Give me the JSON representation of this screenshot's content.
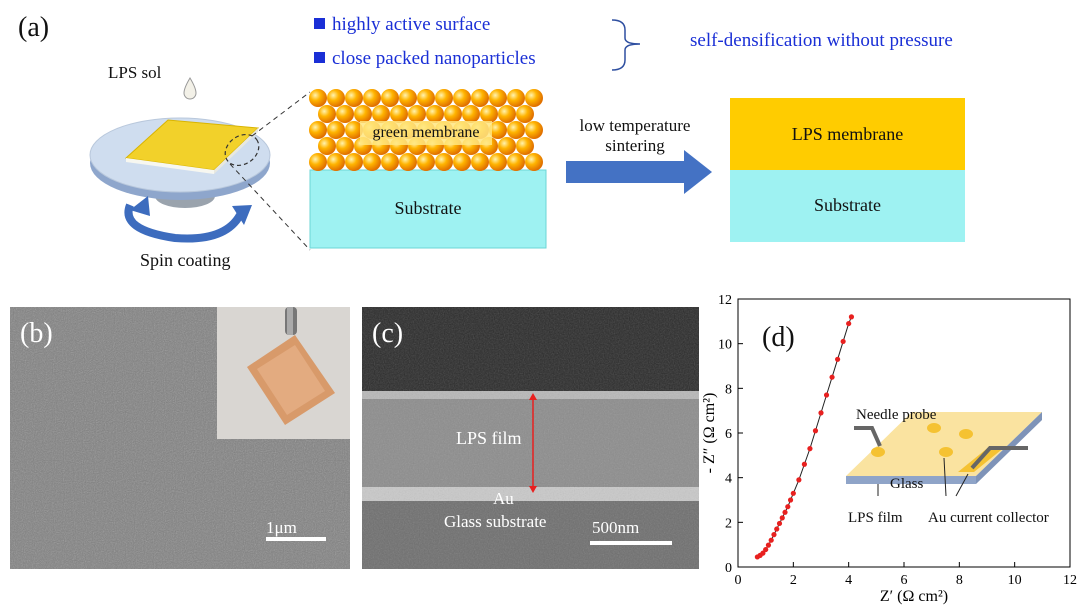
{
  "panel_a": {
    "label": "(a)",
    "bullets": [
      "highly active surface",
      "close packed nanoparticles"
    ],
    "outcome": "self-densification without pressure",
    "sol_label": "LPS sol",
    "spin_label": "Spin coating",
    "green_membrane": "green membrane",
    "substrate_left": "Substrate",
    "arrow_label_1": "low temperature",
    "arrow_label_2": "sintering",
    "membrane_right": "LPS membrane",
    "substrate_right": "Substrate"
  },
  "panel_b": {
    "label": "(b)",
    "scale_bar": "1μm"
  },
  "panel_c": {
    "label": "(c)",
    "film": "LPS film",
    "au": "Au",
    "glass": "Glass substrate",
    "scale_bar": "500nm"
  },
  "panel_d": {
    "label": "(d)",
    "inset": {
      "needle": "Needle probe",
      "glass": "Glass",
      "film": "LPS film",
      "collector": "Au current collector"
    }
  },
  "colors": {
    "blue_text": "#1a2fd6",
    "substrate": "#9ef2f2",
    "membrane": "#ffcc00",
    "arrow": "#4472c4",
    "data_points": "#e8201f"
  },
  "chart_data": {
    "type": "scatter",
    "xlabel": "Z′ (Ω cm²)",
    "ylabel": "- Z″ (Ω cm²)",
    "xlim": [
      0,
      12
    ],
    "ylim": [
      0,
      12
    ],
    "x_ticks": [
      "0",
      "2",
      "4",
      "6",
      "8",
      "10",
      "12"
    ],
    "y_ticks": [
      "0",
      "2",
      "4",
      "6",
      "8",
      "10",
      "12"
    ],
    "series": [
      {
        "x": [
          0.7,
          0.8,
          0.9,
          1.0,
          1.1,
          1.2,
          1.3,
          1.4,
          1.5,
          1.6,
          1.7,
          1.8,
          1.9,
          2.0,
          2.2,
          2.4,
          2.6,
          2.8,
          3.0,
          3.2,
          3.4,
          3.6,
          3.8,
          4.0,
          4.1
        ],
        "y": [
          0.45,
          0.52,
          0.62,
          0.78,
          0.98,
          1.2,
          1.45,
          1.7,
          1.95,
          2.2,
          2.45,
          2.7,
          3.0,
          3.3,
          3.9,
          4.6,
          5.3,
          6.1,
          6.9,
          7.7,
          8.5,
          9.3,
          10.1,
          10.9,
          11.2
        ]
      }
    ],
    "fit_line": true
  }
}
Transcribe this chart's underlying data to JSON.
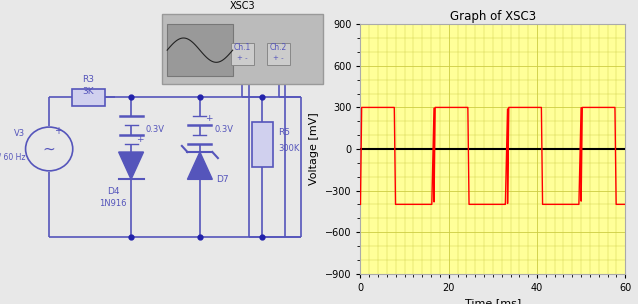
{
  "bg_color": "#e8e8e8",
  "circuit_bg": "#ffffff",
  "graph_title": "Graph of XSC3",
  "graph_bg": "#ffff99",
  "graph_grid_major_color": "#cccc44",
  "graph_grid_minor_color": "#dddd88",
  "graph_line_color": "#ff0000",
  "graph_zero_line_color": "#000000",
  "ylabel": "Voltage [mV]",
  "xlabel": "Time [ms]",
  "ylim": [
    -900,
    900
  ],
  "xlim": [
    0,
    60
  ],
  "yticks": [
    -900,
    -600,
    -300,
    0,
    300,
    600,
    900
  ],
  "xticks": [
    0,
    20,
    40,
    60
  ],
  "circuit_color": "#5555bb",
  "node_color": "#2222aa",
  "component_fill": "#d0d0ee",
  "signal_high": 300,
  "signal_low": -400,
  "freq_hz": 60
}
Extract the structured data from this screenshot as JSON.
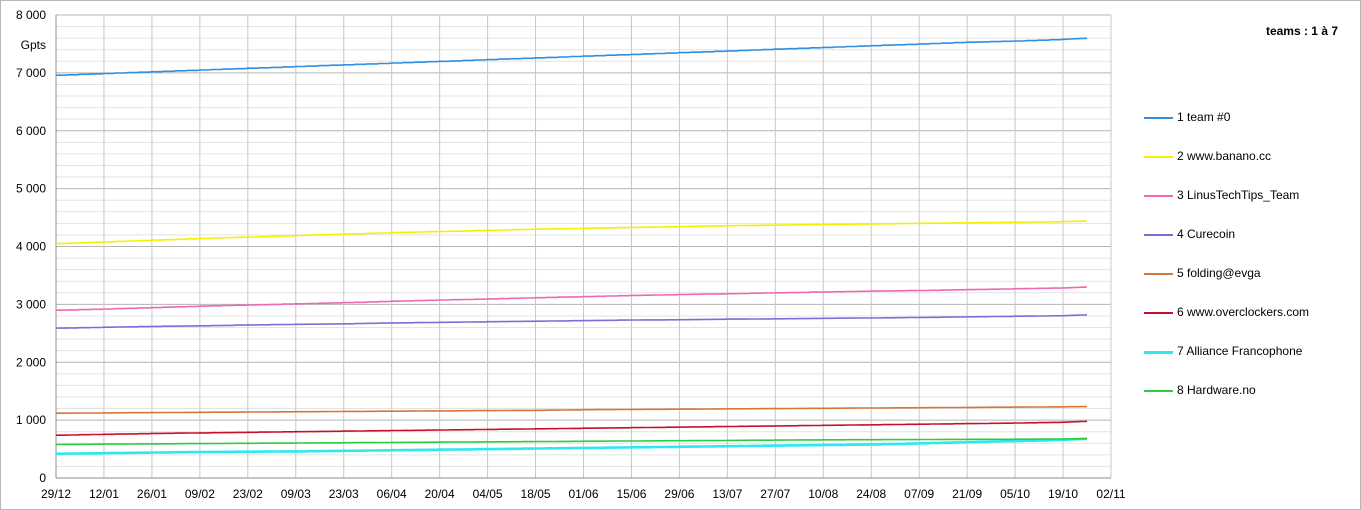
{
  "chart_data": {
    "type": "line",
    "title": "teams : 1 à 7",
    "ylabel": "Gpts",
    "xlabel": "",
    "ylim": [
      0,
      8000
    ],
    "yticks": [
      0,
      1000,
      2000,
      3000,
      4000,
      5000,
      6000,
      7000,
      8000
    ],
    "ytick_labels": [
      "0",
      "1 000",
      "2 000",
      "3 000",
      "4 000",
      "5 000",
      "6 000",
      "7 000",
      "8 000"
    ],
    "xlim": [
      "29/12",
      "02/11"
    ],
    "xticks": [
      "29/12",
      "12/01",
      "26/01",
      "09/02",
      "23/02",
      "09/03",
      "23/03",
      "06/04",
      "20/04",
      "04/05",
      "18/05",
      "01/06",
      "15/06",
      "29/06",
      "13/07",
      "27/07",
      "10/08",
      "24/08",
      "07/09",
      "21/09",
      "05/10",
      "19/10",
      "02/11"
    ],
    "x": [
      "29/12",
      "12/01",
      "26/01",
      "09/02",
      "23/02",
      "09/03",
      "23/03",
      "06/04",
      "20/04",
      "04/05",
      "18/05",
      "01/06",
      "15/06",
      "29/06",
      "13/07",
      "27/07",
      "10/08",
      "24/08",
      "07/09",
      "21/09",
      "05/10",
      "19/10",
      "28/10"
    ],
    "grid": true,
    "legend_position": "right",
    "series": [
      {
        "name": "1 team #0",
        "color": "#2f8fe4",
        "values": [
          6960,
          6990,
          7020,
          7050,
          7080,
          7110,
          7140,
          7170,
          7200,
          7230,
          7260,
          7290,
          7320,
          7350,
          7380,
          7410,
          7440,
          7470,
          7500,
          7530,
          7550,
          7580,
          7600
        ]
      },
      {
        "name": "2 www.banano.cc",
        "color": "#f5f000",
        "values": [
          4050,
          4080,
          4110,
          4140,
          4165,
          4190,
          4215,
          4240,
          4260,
          4280,
          4300,
          4315,
          4330,
          4345,
          4360,
          4370,
          4380,
          4390,
          4400,
          4410,
          4420,
          4430,
          4440
        ]
      },
      {
        "name": "3 LinusTechTips_Team",
        "color": "#ef69b1",
        "values": [
          2900,
          2920,
          2945,
          2970,
          2990,
          3010,
          3030,
          3055,
          3075,
          3095,
          3115,
          3135,
          3155,
          3170,
          3185,
          3200,
          3215,
          3230,
          3240,
          3255,
          3270,
          3285,
          3300
        ]
      },
      {
        "name": "4 Curecoin",
        "color": "#7b6fd6",
        "values": [
          2590,
          2605,
          2620,
          2630,
          2645,
          2655,
          2665,
          2680,
          2690,
          2700,
          2710,
          2720,
          2730,
          2735,
          2745,
          2750,
          2760,
          2765,
          2775,
          2785,
          2795,
          2805,
          2820
        ]
      },
      {
        "name": "5 folding@evga",
        "color": "#d5773a",
        "values": [
          1120,
          1125,
          1130,
          1135,
          1140,
          1145,
          1150,
          1155,
          1160,
          1165,
          1170,
          1180,
          1185,
          1190,
          1195,
          1200,
          1205,
          1210,
          1215,
          1220,
          1225,
          1230,
          1235
        ]
      },
      {
        "name": "6 www.overclockers.com",
        "color": "#c8102e",
        "values": [
          740,
          755,
          770,
          780,
          790,
          800,
          810,
          820,
          830,
          840,
          850,
          860,
          870,
          880,
          890,
          900,
          910,
          920,
          930,
          940,
          950,
          965,
          980
        ]
      },
      {
        "name": "7 Alliance Francophone",
        "color": "#2ee8f0",
        "values": [
          420,
          430,
          440,
          450,
          455,
          460,
          470,
          480,
          490,
          500,
          510,
          520,
          530,
          540,
          550,
          560,
          570,
          580,
          600,
          620,
          640,
          660,
          680
        ]
      },
      {
        "name": "8 Hardware.no",
        "color": "#2ecc40",
        "values": [
          580,
          585,
          590,
          595,
          600,
          605,
          610,
          615,
          620,
          625,
          630,
          635,
          640,
          645,
          650,
          655,
          660,
          662,
          665,
          668,
          670,
          675,
          680
        ]
      }
    ]
  }
}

Set problem: Reproduce the material in its entirety and word for word, without the pictures.

Response to the exercise:
Give me the JSON representation of this screenshot's content.
{
  "panel_a": {
    "label": "(a)",
    "bullets": [
      "highly active surface",
      "close packed nanoparticles"
    ],
    "outcome": "self-densification without pressure",
    "sol_label": "LPS sol",
    "spin_label": "Spin coating",
    "green_membrane": "green membrane",
    "substrate_left": "Substrate",
    "arrow_label_1": "low temperature",
    "arrow_label_2": "sintering",
    "membrane_right": "LPS membrane",
    "substrate_right": "Substrate"
  },
  "panel_b": {
    "label": "(b)",
    "scale_bar": "1μm"
  },
  "panel_c": {
    "label": "(c)",
    "film": "LPS film",
    "au": "Au",
    "glass": "Glass substrate",
    "scale_bar": "500nm"
  },
  "panel_d": {
    "label": "(d)",
    "inset": {
      "needle": "Needle probe",
      "glass": "Glass",
      "film": "LPS film",
      "collector": "Au current collector"
    }
  },
  "colors": {
    "blue_text": "#1a2fd6",
    "substrate": "#9ef2f2",
    "membrane": "#ffcc00",
    "arrow": "#4472c4",
    "data_points": "#e8201f"
  },
  "chart_data": {
    "type": "scatter",
    "xlabel": "Z′ (Ω cm²)",
    "ylabel": "- Z″ (Ω cm²)",
    "xlim": [
      0,
      12
    ],
    "ylim": [
      0,
      12
    ],
    "x_ticks": [
      "0",
      "2",
      "4",
      "6",
      "8",
      "10",
      "12"
    ],
    "y_ticks": [
      "0",
      "2",
      "4",
      "6",
      "8",
      "10",
      "12"
    ],
    "series": [
      {
        "x": [
          0.7,
          0.8,
          0.9,
          1.0,
          1.1,
          1.2,
          1.3,
          1.4,
          1.5,
          1.6,
          1.7,
          1.8,
          1.9,
          2.0,
          2.2,
          2.4,
          2.6,
          2.8,
          3.0,
          3.2,
          3.4,
          3.6,
          3.8,
          4.0,
          4.1
        ],
        "y": [
          0.45,
          0.52,
          0.62,
          0.78,
          0.98,
          1.2,
          1.45,
          1.7,
          1.95,
          2.2,
          2.45,
          2.7,
          3.0,
          3.3,
          3.9,
          4.6,
          5.3,
          6.1,
          6.9,
          7.7,
          8.5,
          9.3,
          10.1,
          10.9,
          11.2
        ]
      }
    ],
    "fit_line": true
  }
}
Transcribe this chart's underlying data to JSON.
{
  "bg_color": "#e8e8e8",
  "circuit_bg": "#ffffff",
  "graph_title": "Graph of XSC3",
  "graph_bg": "#ffff99",
  "graph_grid_major_color": "#cccc44",
  "graph_grid_minor_color": "#dddd88",
  "graph_line_color": "#ff0000",
  "graph_zero_line_color": "#000000",
  "ylabel": "Voltage [mV]",
  "xlabel": "Time [ms]",
  "ylim": [
    -900,
    900
  ],
  "xlim": [
    0,
    60
  ],
  "yticks": [
    -900,
    -600,
    -300,
    0,
    300,
    600,
    900
  ],
  "xticks": [
    0,
    20,
    40,
    60
  ],
  "circuit_color": "#5555bb",
  "node_color": "#2222aa",
  "component_fill": "#d0d0ee",
  "signal_high": 300,
  "signal_low": -400,
  "freq_hz": 60
}
Extract the structured data from this screenshot as JSON.
{
  "chart_data": {
    "type": "line",
    "title": "teams : 1 à 7",
    "ylabel": "Gpts",
    "xlabel": "",
    "ylim": [
      0,
      8000
    ],
    "yticks": [
      0,
      1000,
      2000,
      3000,
      4000,
      5000,
      6000,
      7000,
      8000
    ],
    "ytick_labels": [
      "0",
      "1 000",
      "2 000",
      "3 000",
      "4 000",
      "5 000",
      "6 000",
      "7 000",
      "8 000"
    ],
    "xlim": [
      "29/12",
      "02/11"
    ],
    "xticks": [
      "29/12",
      "12/01",
      "26/01",
      "09/02",
      "23/02",
      "09/03",
      "23/03",
      "06/04",
      "20/04",
      "04/05",
      "18/05",
      "01/06",
      "15/06",
      "29/06",
      "13/07",
      "27/07",
      "10/08",
      "24/08",
      "07/09",
      "21/09",
      "05/10",
      "19/10",
      "02/11"
    ],
    "x": [
      "29/12",
      "12/01",
      "26/01",
      "09/02",
      "23/02",
      "09/03",
      "23/03",
      "06/04",
      "20/04",
      "04/05",
      "18/05",
      "01/06",
      "15/06",
      "29/06",
      "13/07",
      "27/07",
      "10/08",
      "24/08",
      "07/09",
      "21/09",
      "05/10",
      "19/10",
      "28/10"
    ],
    "grid": true,
    "legend_position": "right",
    "series": [
      {
        "name": "1 team #0",
        "color": "#2f8fe4",
        "values": [
          6960,
          6990,
          7020,
          7050,
          7080,
          7110,
          7140,
          7170,
          7200,
          7230,
          7260,
          7290,
          7320,
          7350,
          7380,
          7410,
          7440,
          7470,
          7500,
          7530,
          7550,
          7580,
          7600
        ]
      },
      {
        "name": "2 www.banano.cc",
        "color": "#f5f000",
        "values": [
          4050,
          4080,
          4110,
          4140,
          4165,
          4190,
          4215,
          4240,
          4260,
          4280,
          4300,
          4315,
          4330,
          4345,
          4360,
          4370,
          4380,
          4390,
          4400,
          4410,
          4420,
          4430,
          4440
        ]
      },
      {
        "name": "3 LinusTechTips_Team",
        "color": "#ef69b1",
        "values": [
          2900,
          2920,
          2945,
          2970,
          2990,
          3010,
          3030,
          3055,
          3075,
          3095,
          3115,
          3135,
          3155,
          3170,
          3185,
          3200,
          3215,
          3230,
          3240,
          3255,
          3270,
          3285,
          3300
        ]
      },
      {
        "name": "4 Curecoin",
        "color": "#7b6fd6",
        "values": [
          2590,
          2605,
          2620,
          2630,
          2645,
          2655,
          2665,
          2680,
          2690,
          2700,
          2710,
          2720,
          2730,
          2735,
          2745,
          2750,
          2760,
          2765,
          2775,
          2785,
          2795,
          2805,
          2820
        ]
      },
      {
        "name": "5 folding@evga",
        "color": "#d5773a",
        "values": [
          1120,
          1125,
          1130,
          1135,
          1140,
          1145,
          1150,
          1155,
          1160,
          1165,
          1170,
          1180,
          1185,
          1190,
          1195,
          1200,
          1205,
          1210,
          1215,
          1220,
          1225,
          1230,
          1235
        ]
      },
      {
        "name": "6 www.overclockers.com",
        "color": "#c8102e",
        "values": [
          740,
          755,
          770,
          780,
          790,
          800,
          810,
          820,
          830,
          840,
          850,
          860,
          870,
          880,
          890,
          900,
          910,
          920,
          930,
          940,
          950,
          965,
          980
        ]
      },
      {
        "name": "7 Alliance Francophone",
        "color": "#2ee8f0",
        "values": [
          420,
          430,
          440,
          450,
          455,
          460,
          470,
          480,
          490,
          500,
          510,
          520,
          530,
          540,
          550,
          560,
          570,
          580,
          600,
          620,
          640,
          660,
          680
        ]
      },
      {
        "name": "8 Hardware.no",
        "color": "#2ecc40",
        "values": [
          580,
          585,
          590,
          595,
          600,
          605,
          610,
          615,
          620,
          625,
          630,
          635,
          640,
          645,
          650,
          655,
          660,
          662,
          665,
          668,
          670,
          675,
          680
        ]
      }
    ]
  }
}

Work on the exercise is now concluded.